**OBJECTIVE:**
Transcribe the material below exactly as it appears.

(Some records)
────

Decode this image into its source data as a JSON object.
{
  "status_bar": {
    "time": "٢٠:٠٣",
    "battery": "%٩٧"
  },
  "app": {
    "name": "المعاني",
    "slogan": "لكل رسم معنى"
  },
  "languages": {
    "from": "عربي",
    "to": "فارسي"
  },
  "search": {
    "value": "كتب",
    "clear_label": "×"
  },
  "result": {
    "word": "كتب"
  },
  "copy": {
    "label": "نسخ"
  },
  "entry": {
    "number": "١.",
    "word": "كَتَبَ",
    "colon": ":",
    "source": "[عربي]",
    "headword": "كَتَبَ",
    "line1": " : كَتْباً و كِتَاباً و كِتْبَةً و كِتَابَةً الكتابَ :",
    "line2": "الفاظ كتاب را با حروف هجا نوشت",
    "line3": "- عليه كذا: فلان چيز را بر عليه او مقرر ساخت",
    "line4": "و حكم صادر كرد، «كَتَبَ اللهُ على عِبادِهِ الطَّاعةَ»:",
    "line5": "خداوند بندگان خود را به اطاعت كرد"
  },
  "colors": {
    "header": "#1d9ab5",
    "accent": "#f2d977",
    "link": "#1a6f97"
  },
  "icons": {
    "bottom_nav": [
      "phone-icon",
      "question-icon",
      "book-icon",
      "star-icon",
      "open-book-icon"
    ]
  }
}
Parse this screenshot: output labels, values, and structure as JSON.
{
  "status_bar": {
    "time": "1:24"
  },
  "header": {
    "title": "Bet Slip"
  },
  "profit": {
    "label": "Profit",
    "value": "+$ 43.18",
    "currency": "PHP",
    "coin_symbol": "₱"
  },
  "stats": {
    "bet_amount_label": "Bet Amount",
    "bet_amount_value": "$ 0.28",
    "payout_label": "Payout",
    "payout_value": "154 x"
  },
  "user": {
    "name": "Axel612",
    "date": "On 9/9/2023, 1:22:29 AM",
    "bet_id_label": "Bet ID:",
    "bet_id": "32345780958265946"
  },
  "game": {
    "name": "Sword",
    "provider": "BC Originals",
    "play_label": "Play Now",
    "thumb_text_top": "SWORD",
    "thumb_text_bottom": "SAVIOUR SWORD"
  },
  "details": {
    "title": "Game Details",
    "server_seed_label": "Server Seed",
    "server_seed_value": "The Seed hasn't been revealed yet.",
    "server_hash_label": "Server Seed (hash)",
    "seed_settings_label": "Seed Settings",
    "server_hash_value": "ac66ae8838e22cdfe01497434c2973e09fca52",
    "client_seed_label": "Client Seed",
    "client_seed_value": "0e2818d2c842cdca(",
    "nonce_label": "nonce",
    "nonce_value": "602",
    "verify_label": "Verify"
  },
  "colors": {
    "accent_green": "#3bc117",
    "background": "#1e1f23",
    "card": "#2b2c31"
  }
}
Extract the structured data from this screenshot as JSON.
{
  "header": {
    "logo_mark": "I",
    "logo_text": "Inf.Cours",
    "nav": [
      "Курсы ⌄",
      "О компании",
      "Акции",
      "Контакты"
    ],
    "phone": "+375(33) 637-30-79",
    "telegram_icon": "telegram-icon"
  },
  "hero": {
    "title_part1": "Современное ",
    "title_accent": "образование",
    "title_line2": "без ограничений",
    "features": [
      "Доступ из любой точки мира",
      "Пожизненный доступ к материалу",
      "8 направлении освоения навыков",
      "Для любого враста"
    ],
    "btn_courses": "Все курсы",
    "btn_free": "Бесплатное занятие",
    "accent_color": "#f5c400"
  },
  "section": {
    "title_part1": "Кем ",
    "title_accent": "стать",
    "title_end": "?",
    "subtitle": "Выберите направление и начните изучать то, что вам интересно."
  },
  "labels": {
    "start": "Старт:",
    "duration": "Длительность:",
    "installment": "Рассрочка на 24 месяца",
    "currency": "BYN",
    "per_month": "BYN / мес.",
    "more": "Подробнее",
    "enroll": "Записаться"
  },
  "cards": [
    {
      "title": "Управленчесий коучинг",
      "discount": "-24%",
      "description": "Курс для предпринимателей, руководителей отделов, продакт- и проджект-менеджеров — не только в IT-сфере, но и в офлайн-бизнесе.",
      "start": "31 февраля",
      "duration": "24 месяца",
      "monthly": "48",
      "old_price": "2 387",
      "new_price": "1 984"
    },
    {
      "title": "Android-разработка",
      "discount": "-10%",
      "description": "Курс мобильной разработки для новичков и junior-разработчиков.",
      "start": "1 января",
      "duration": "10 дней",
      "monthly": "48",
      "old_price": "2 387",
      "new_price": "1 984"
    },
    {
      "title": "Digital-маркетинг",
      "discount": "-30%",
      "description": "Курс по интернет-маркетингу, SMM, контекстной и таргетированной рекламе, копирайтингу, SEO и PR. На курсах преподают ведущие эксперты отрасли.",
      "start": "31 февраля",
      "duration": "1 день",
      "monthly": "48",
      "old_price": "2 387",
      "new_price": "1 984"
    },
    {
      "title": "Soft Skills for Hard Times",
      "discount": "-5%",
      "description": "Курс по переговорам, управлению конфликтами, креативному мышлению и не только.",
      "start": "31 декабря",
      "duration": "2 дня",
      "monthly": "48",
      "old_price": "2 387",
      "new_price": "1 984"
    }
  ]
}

────

**ANSWER TO THIS TASK:**
Decode this image into its source data as a JSON object.
{
  "status_bar": {
    "time": "٢٠:٠٣",
    "battery": "%٩٧"
  },
  "app": {
    "name": "المعاني",
    "slogan": "لكل رسم معنى"
  },
  "languages": {
    "from": "عربي",
    "to": "فارسي"
  },
  "search": {
    "value": "كتب",
    "clear_label": "×"
  },
  "result": {
    "word": "كتب"
  },
  "copy": {
    "label": "نسخ"
  },
  "entry": {
    "number": "١.",
    "word": "كَتَبَ",
    "colon": ":",
    "source": "[عربي]",
    "headword": "كَتَبَ",
    "line1": " : كَتْباً و كِتَاباً و كِتْبَةً و كِتَابَةً الكتابَ :",
    "line2": "الفاظ كتاب را با حروف هجا نوشت",
    "line3": "- عليه كذا: فلان چيز را بر عليه او مقرر ساخت",
    "line4": "و حكم صادر كرد، «كَتَبَ اللهُ على عِبادِهِ الطَّاعةَ»:",
    "line5": "خداوند بندگان خود را به اطاعت كرد"
  },
  "colors": {
    "header": "#1d9ab5",
    "accent": "#f2d977",
    "link": "#1a6f97"
  },
  "icons": {
    "bottom_nav": [
      "phone-icon",
      "question-icon",
      "book-icon",
      "star-icon",
      "open-book-icon"
    ]
  }
}
Parse this screenshot: output labels, values, and structure as JSON.
{
  "status_bar": {
    "time": "1:24"
  },
  "header": {
    "title": "Bet Slip"
  },
  "profit": {
    "label": "Profit",
    "value": "+$ 43.18",
    "currency": "PHP",
    "coin_symbol": "₱"
  },
  "stats": {
    "bet_amount_label": "Bet Amount",
    "bet_amount_value": "$ 0.28",
    "payout_label": "Payout",
    "payout_value": "154 x"
  },
  "user": {
    "name": "Axel612",
    "date": "On 9/9/2023, 1:22:29 AM",
    "bet_id_label": "Bet ID:",
    "bet_id": "32345780958265946"
  },
  "game": {
    "name": "Sword",
    "provider": "BC Originals",
    "play_label": "Play Now",
    "thumb_text_top": "SWORD",
    "thumb_text_bottom": "SAVIOUR SWORD"
  },
  "details": {
    "title": "Game Details",
    "server_seed_label": "Server Seed",
    "server_seed_value": "The Seed hasn't been revealed yet.",
    "server_hash_label": "Server Seed (hash)",
    "seed_settings_label": "Seed Settings",
    "server_hash_value": "ac66ae8838e22cdfe01497434c2973e09fca52",
    "client_seed_label": "Client Seed",
    "client_seed_value": "0e2818d2c842cdca(",
    "nonce_label": "nonce",
    "nonce_value": "602",
    "verify_label": "Verify"
  },
  "colors": {
    "accent_green": "#3bc117",
    "background": "#1e1f23",
    "card": "#2b2c31"
  }
}
Extract the structured data from this screenshot as JSON.
{
  "header": {
    "logo_mark": "I",
    "logo_text": "Inf.Cours",
    "nav": [
      "Курсы ⌄",
      "О компании",
      "Акции",
      "Контакты"
    ],
    "phone": "+375(33) 637-30-79",
    "telegram_icon": "telegram-icon"
  },
  "hero": {
    "title_part1": "Современное ",
    "title_accent": "образование",
    "title_line2": "без ограничений",
    "features": [
      "Доступ из любой точки мира",
      "Пожизненный доступ к материалу",
      "8 направлении освоения навыков",
      "Для любого враста"
    ],
    "btn_courses": "Все курсы",
    "btn_free": "Бесплатное занятие",
    "accent_color": "#f5c400"
  },
  "section": {
    "title_part1": "Кем ",
    "title_accent": "стать",
    "title_end": "?",
    "subtitle": "Выберите направление и начните изучать то, что вам интересно."
  },
  "labels": {
    "start": "Старт:",
    "duration": "Длительность:",
    "installment": "Рассрочка на 24 месяца",
    "currency": "BYN",
    "per_month": "BYN / мес.",
    "more": "Подробнее",
    "enroll": "Записаться"
  },
  "cards": [
    {
      "title": "Управленчесий коучинг",
      "discount": "-24%",
      "description": "Курс для предпринимателей, руководителей отделов, продакт- и проджект-менеджеров — не только в IT-сфере, но и в офлайн-бизнесе.",
      "start": "31 февраля",
      "duration": "24 месяца",
      "monthly": "48",
      "old_price": "2 387",
      "new_price": "1 984"
    },
    {
      "title": "Android-разработка",
      "discount": "-10%",
      "description": "Курс мобильной разработки для новичков и junior-разработчиков.",
      "start": "1 января",
      "duration": "10 дней",
      "monthly": "48",
      "old_price": "2 387",
      "new_price": "1 984"
    },
    {
      "title": "Digital-маркетинг",
      "discount": "-30%",
      "description": "Курс по интернет-маркетингу, SMM, контекстной и таргетированной рекламе, копирайтингу, SEO и PR. На курсах преподают ведущие эксперты отрасли.",
      "start": "31 февраля",
      "duration": "1 день",
      "monthly": "48",
      "old_price": "2 387",
      "new_price": "1 984"
    },
    {
      "title": "Soft Skills for Hard Times",
      "discount": "-5%",
      "description": "Курс по переговорам, управлению конфликтами, креативному мышлению и не только.",
      "start": "31 декабря",
      "duration": "2 дня",
      "monthly": "48",
      "old_price": "2 387",
      "new_price": "1 984"
    }
  ]
}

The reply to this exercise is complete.